• AIM OF THE EXERCISE:
Review the listing and copy each line that holds the word "time".

• DATA SHOWN:

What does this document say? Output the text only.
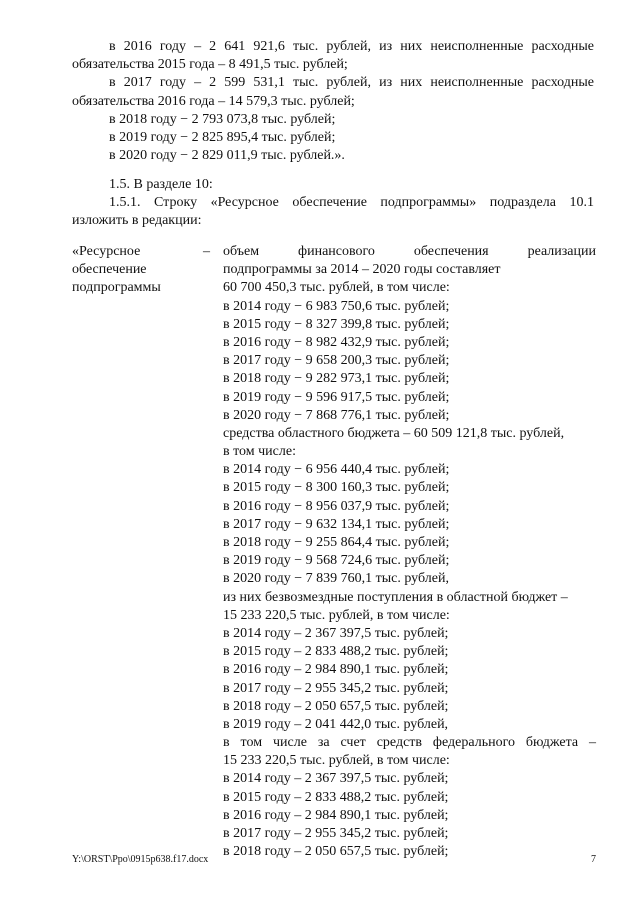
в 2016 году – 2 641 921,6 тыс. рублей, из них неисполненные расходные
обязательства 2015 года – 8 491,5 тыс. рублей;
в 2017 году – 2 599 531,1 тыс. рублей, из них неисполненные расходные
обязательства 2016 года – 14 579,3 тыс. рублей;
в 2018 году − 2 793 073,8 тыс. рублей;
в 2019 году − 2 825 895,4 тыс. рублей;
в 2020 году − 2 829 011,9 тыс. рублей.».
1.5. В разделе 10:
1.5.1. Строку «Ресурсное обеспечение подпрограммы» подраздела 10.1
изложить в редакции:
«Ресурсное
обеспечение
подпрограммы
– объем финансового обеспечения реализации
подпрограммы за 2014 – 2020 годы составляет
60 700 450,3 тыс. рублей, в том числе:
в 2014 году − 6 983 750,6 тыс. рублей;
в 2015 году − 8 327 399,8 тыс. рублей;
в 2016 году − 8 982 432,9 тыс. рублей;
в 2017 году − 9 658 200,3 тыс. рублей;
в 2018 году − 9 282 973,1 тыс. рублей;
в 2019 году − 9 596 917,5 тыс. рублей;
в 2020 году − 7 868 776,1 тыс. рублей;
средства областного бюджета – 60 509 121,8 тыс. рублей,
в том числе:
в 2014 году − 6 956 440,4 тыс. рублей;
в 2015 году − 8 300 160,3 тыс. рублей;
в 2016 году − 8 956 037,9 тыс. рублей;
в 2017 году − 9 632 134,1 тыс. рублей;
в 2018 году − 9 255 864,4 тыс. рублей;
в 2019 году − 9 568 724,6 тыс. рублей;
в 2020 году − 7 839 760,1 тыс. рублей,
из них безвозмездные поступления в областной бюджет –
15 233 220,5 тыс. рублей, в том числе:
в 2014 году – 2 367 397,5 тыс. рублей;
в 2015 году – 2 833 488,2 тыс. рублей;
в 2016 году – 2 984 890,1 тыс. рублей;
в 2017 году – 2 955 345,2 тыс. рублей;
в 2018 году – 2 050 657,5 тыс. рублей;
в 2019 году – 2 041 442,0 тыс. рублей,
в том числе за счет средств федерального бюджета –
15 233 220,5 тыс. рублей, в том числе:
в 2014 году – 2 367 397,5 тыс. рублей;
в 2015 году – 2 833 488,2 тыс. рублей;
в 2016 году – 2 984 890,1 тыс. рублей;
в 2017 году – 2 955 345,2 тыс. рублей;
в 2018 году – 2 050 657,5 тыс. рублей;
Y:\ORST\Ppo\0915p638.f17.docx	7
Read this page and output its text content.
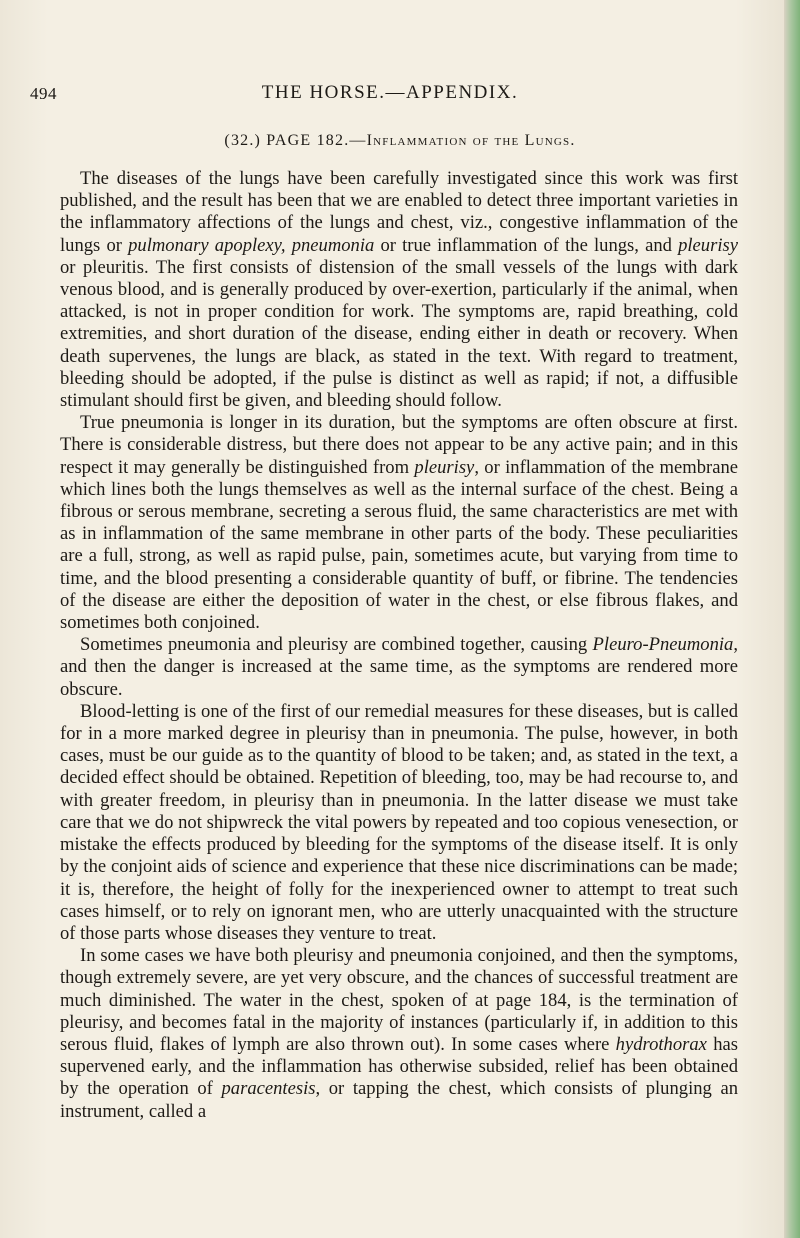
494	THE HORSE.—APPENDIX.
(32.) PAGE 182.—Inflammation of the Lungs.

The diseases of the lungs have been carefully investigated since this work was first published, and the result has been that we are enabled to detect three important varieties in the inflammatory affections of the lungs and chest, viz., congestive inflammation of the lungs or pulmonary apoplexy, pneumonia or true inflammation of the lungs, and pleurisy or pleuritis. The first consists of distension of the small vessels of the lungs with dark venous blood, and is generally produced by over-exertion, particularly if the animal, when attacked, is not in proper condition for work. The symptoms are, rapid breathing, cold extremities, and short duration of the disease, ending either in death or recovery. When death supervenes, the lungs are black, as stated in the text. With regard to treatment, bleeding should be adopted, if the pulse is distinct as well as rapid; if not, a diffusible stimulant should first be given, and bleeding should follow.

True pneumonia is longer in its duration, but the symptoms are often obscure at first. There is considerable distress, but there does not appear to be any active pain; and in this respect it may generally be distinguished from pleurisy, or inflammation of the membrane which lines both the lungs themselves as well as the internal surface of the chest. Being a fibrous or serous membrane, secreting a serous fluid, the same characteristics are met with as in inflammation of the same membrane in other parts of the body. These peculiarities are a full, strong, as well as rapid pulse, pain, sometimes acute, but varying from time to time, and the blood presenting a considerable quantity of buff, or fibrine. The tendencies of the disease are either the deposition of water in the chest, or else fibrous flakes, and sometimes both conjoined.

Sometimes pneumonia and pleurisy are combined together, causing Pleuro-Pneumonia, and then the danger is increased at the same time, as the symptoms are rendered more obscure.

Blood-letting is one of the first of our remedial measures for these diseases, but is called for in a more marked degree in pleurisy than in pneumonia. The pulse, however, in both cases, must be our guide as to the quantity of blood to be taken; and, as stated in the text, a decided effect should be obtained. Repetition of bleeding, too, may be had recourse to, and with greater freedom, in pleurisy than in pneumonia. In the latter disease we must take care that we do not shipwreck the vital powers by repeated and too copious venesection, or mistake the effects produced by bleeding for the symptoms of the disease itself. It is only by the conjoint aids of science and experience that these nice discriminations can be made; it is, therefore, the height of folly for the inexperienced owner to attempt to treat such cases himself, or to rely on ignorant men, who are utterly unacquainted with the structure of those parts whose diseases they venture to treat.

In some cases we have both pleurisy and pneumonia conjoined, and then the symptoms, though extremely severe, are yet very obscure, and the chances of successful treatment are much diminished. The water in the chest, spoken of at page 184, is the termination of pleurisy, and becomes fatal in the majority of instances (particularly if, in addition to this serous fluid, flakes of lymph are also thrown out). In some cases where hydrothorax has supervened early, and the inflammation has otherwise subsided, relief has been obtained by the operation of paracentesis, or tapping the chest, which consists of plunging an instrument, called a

• COMPLETE OUTPUT:
True pneumonia is longer in its duration, but the symptoms are often obscure at first. There is considerable distress, but there does not appear to be any active pain; and in this respect it may generally be distinguished from pleurisy, or inflammation of the membrane which lines both the lungs themselves as well as the internal surface of the chest. Being a fibrous or serous membrane, secreting a serous fluid, the same characteristics are met with as in inflammation of the same membrane in other parts of the body. These peculiarities are a full, strong, as well as rapid pulse, pain, sometimes acute, but varying from time to time, and the blood presenting a considerable quantity of buff, or fibrine. The tendencies of the disease are either the deposition of water in the chest, or else fibrous flakes, and sometimes both conjoined.
Sometimes pneumonia and pleurisy are combined together, causing Pleuro-Pneumonia, and then the danger is increased at the same time, as the symptoms are rendered more obscure.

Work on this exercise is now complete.